• **Stored entries**:
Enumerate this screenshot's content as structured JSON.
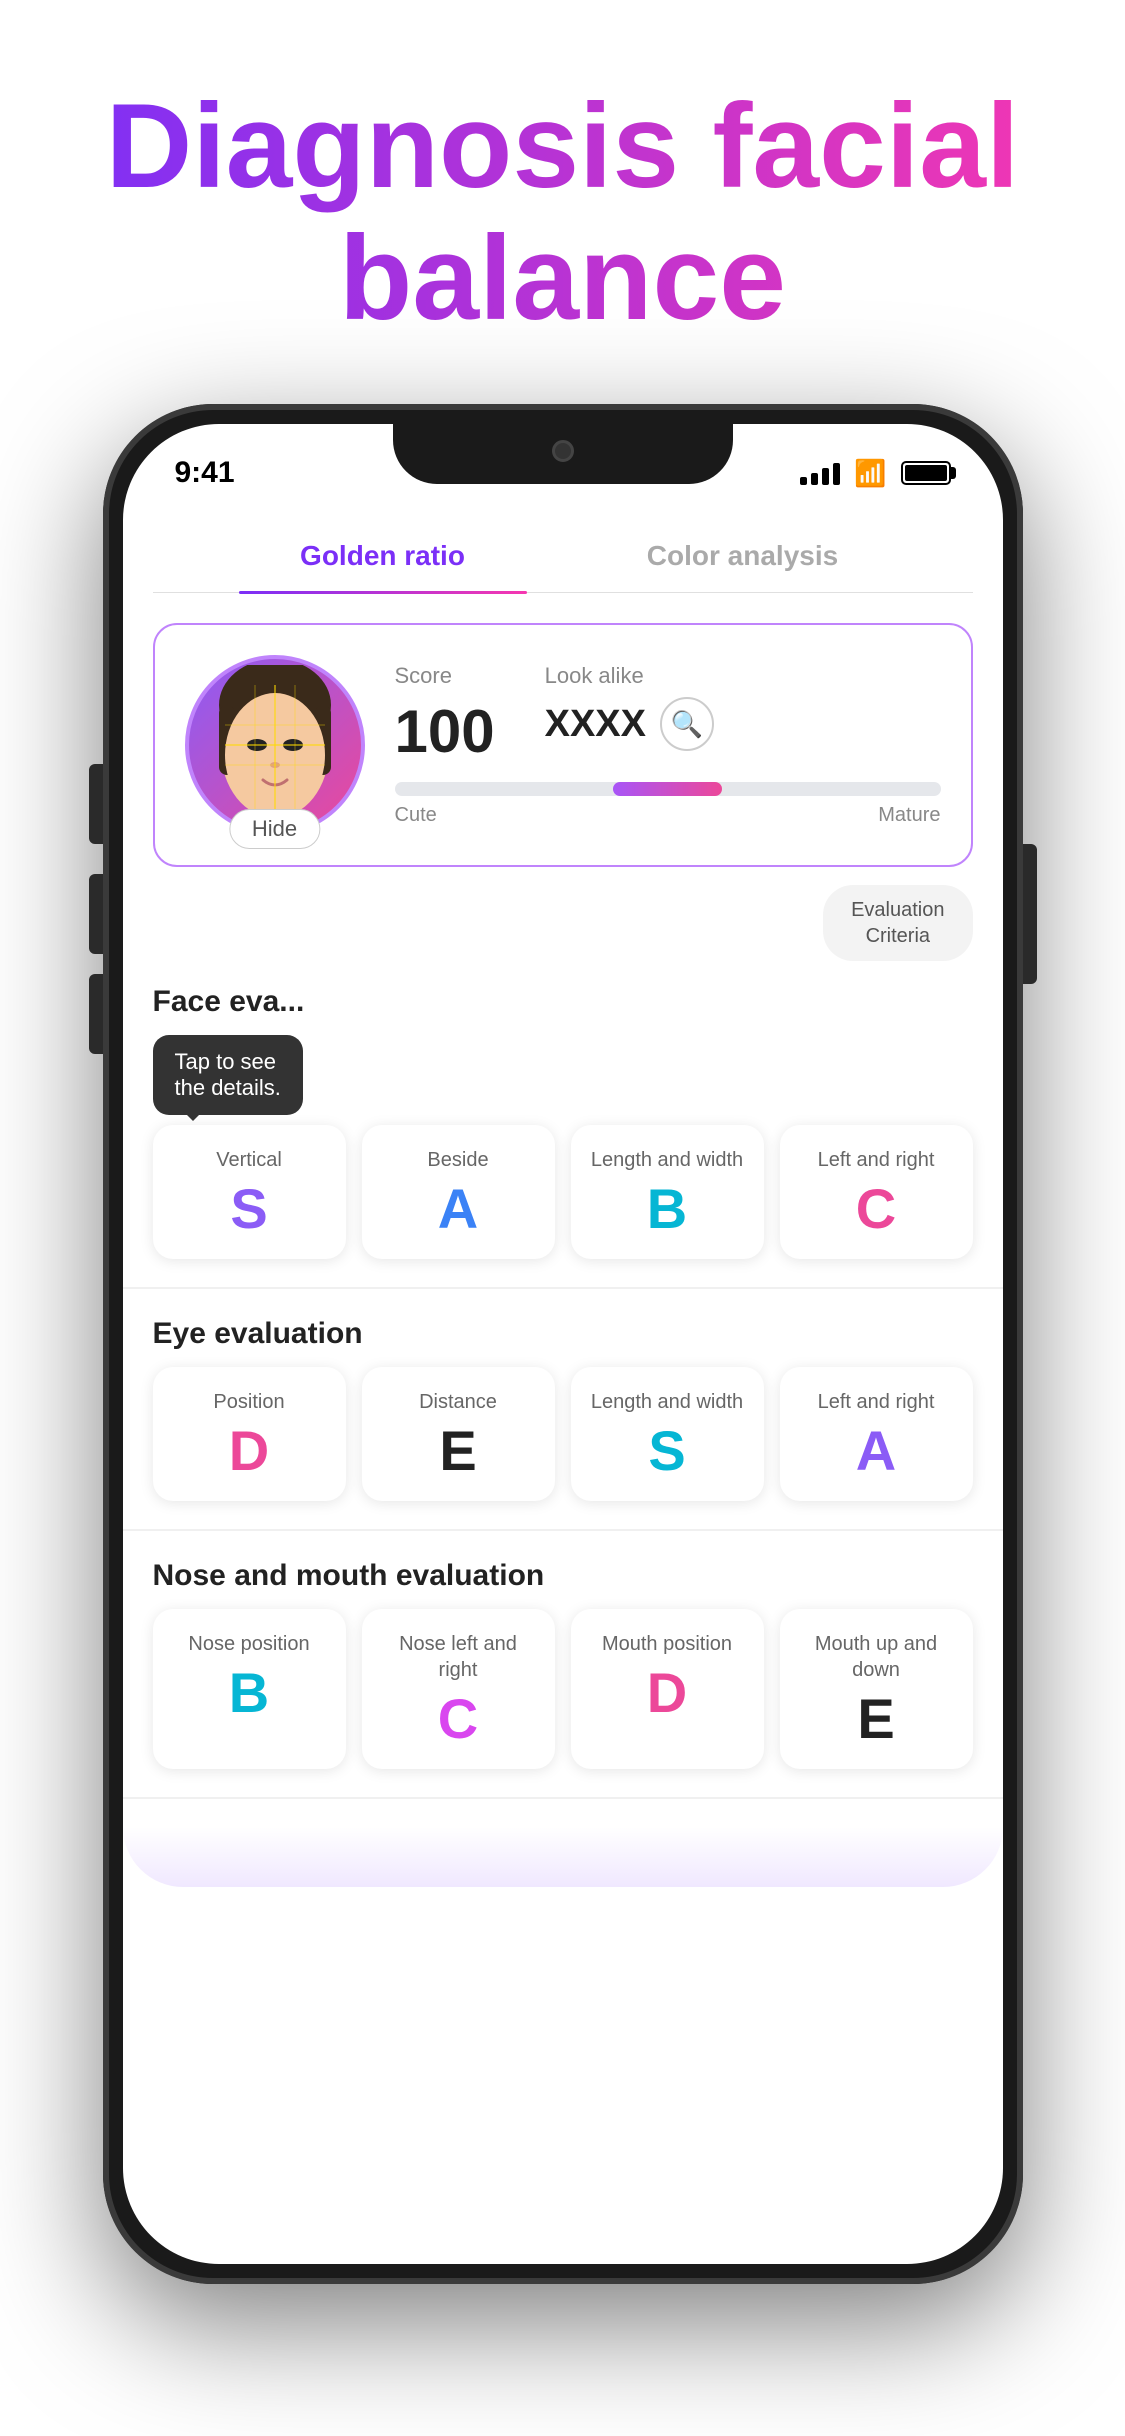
{
  "hero": {
    "title_line1": "Diagnosis facial",
    "title_line2": "balance"
  },
  "status_bar": {
    "time": "9:41"
  },
  "tabs": [
    {
      "id": "golden-ratio",
      "label": "Golden ratio",
      "active": true
    },
    {
      "id": "color-analysis",
      "label": "Color analysis",
      "active": false
    }
  ],
  "score_card": {
    "score_label": "Score",
    "score_value": "100",
    "look_alike_label": "Look alike",
    "look_alike_value": "XXXX",
    "hide_label": "Hide",
    "maturity_label_left": "Cute",
    "maturity_label_right": "Mature"
  },
  "evaluation_criteria_btn": "Evaluation\nCriteria",
  "face_evaluation": {
    "section_title": "Face eva...",
    "tooltip": "Tap to see\nthe details.",
    "cards": [
      {
        "label": "Vertical",
        "grade": "S",
        "color": "purple"
      },
      {
        "label": "Beside",
        "grade": "A",
        "color": "blue"
      },
      {
        "label": "Length and width",
        "grade": "B",
        "color": "cyan"
      },
      {
        "label": "Left and right",
        "grade": "C",
        "color": "pink"
      }
    ]
  },
  "eye_evaluation": {
    "section_title": "Eye evaluation",
    "cards": [
      {
        "label": "Position",
        "grade": "D",
        "color": "pink"
      },
      {
        "label": "Distance",
        "grade": "E",
        "color": "dark"
      },
      {
        "label": "Length and width",
        "grade": "S",
        "color": "cyan"
      },
      {
        "label": "Left and right",
        "grade": "A",
        "color": "purple"
      }
    ]
  },
  "nose_mouth_evaluation": {
    "section_title": "Nose and mouth evaluation",
    "cards": [
      {
        "label": "Nose position",
        "grade": "B",
        "color": "cyan"
      },
      {
        "label": "Nose left and right",
        "grade": "C",
        "color": "magenta"
      },
      {
        "label": "Mouth position",
        "grade": "D",
        "color": "pink"
      },
      {
        "label": "Mouth up and down",
        "grade": "E",
        "color": "dark"
      }
    ]
  }
}
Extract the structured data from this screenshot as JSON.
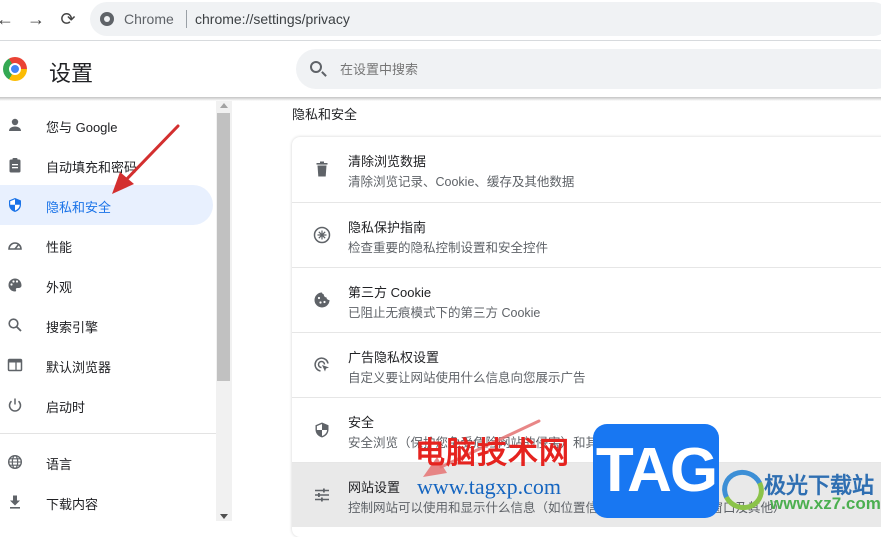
{
  "browser": {
    "nav": {
      "back": "←",
      "forward": "→",
      "reload": "⟳"
    },
    "omnibox": {
      "site_label": "Chrome",
      "url": "chrome://settings/privacy"
    }
  },
  "header": {
    "title": "设置",
    "search_placeholder": "在设置中搜索"
  },
  "sidebar": {
    "items": [
      {
        "label": "您与 Google",
        "icon": "person-icon",
        "active": false
      },
      {
        "label": "自动填充和密码",
        "icon": "clipboard-icon",
        "active": false
      },
      {
        "label": "隐私和安全",
        "icon": "shield-icon",
        "active": true
      },
      {
        "label": "性能",
        "icon": "speedometer-icon",
        "active": false
      },
      {
        "label": "外观",
        "icon": "palette-icon",
        "active": false
      },
      {
        "label": "搜索引擎",
        "icon": "search-icon",
        "active": false
      },
      {
        "label": "默认浏览器",
        "icon": "browser-window-icon",
        "active": false
      },
      {
        "label": "启动时",
        "icon": "power-icon",
        "active": false
      },
      {
        "label": "语言",
        "icon": "globe-icon",
        "active": false
      },
      {
        "label": "下载内容",
        "icon": "download-icon",
        "active": false
      }
    ]
  },
  "main": {
    "section_title": "隐私和安全",
    "rows": [
      {
        "title": "清除浏览数据",
        "subtitle": "清除浏览记录、Cookie、缓存及其他数据",
        "icon": "trash-icon"
      },
      {
        "title": "隐私保护指南",
        "subtitle": "检查重要的隐私控制设置和安全控件",
        "icon": "privacy-guide-icon"
      },
      {
        "title": "第三方 Cookie",
        "subtitle": "已阻止无痕模式下的第三方 Cookie",
        "icon": "cookie-icon"
      },
      {
        "title": "广告隐私权设置",
        "subtitle": "自定义要让网站使用什么信息向您展示广告",
        "icon": "ad-privacy-icon"
      },
      {
        "title": "安全",
        "subtitle": "安全浏览（保护您免受危险网站的侵害）和其他安全设置",
        "icon": "security-shield-icon"
      },
      {
        "title": "网站设置",
        "subtitle": "控制网站可以使用和显示什么信息（如位置信息、摄像头、弹出式窗口及其他）",
        "icon": "tune-icon"
      }
    ]
  },
  "watermarks": {
    "site_name": "电脑技术网",
    "site_url": "www.tagxp.com",
    "tag_logo": "TAG",
    "xz_name": "极光下载站",
    "xz_url": "www.xz7.com"
  },
  "colors": {
    "accent": "#1a73e8",
    "active_bg": "#e8f0fe",
    "arrow": "#d32f2f"
  }
}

• **Goal**:
Tell how many lines in the records above contain "analysis", giving the number and no other words.

• **Result of the task**:
2